---------- Source records ----------

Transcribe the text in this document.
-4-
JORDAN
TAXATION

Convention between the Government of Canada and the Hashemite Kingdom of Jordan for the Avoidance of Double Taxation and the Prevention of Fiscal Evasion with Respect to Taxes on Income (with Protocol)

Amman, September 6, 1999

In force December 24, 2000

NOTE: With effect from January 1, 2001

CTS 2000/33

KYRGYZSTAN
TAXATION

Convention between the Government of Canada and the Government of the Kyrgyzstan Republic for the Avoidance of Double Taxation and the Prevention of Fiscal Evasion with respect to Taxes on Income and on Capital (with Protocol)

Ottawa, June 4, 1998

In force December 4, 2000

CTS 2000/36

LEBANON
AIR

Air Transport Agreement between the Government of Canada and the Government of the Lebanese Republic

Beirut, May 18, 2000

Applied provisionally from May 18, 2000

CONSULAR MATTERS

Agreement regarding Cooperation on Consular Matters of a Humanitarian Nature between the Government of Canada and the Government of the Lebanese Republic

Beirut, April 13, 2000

----------

— What the exercise asks —
Find all lines holding the string "Lebanese" and copy them.

— Correct response —
Air Transport Agreement between the Government of Canada and the Government of the Lebanese Republic
Agreement regarding Cooperation on Consular Matters of a Humanitarian Nature between the Government of Canada and the Government of the Lebanese Republic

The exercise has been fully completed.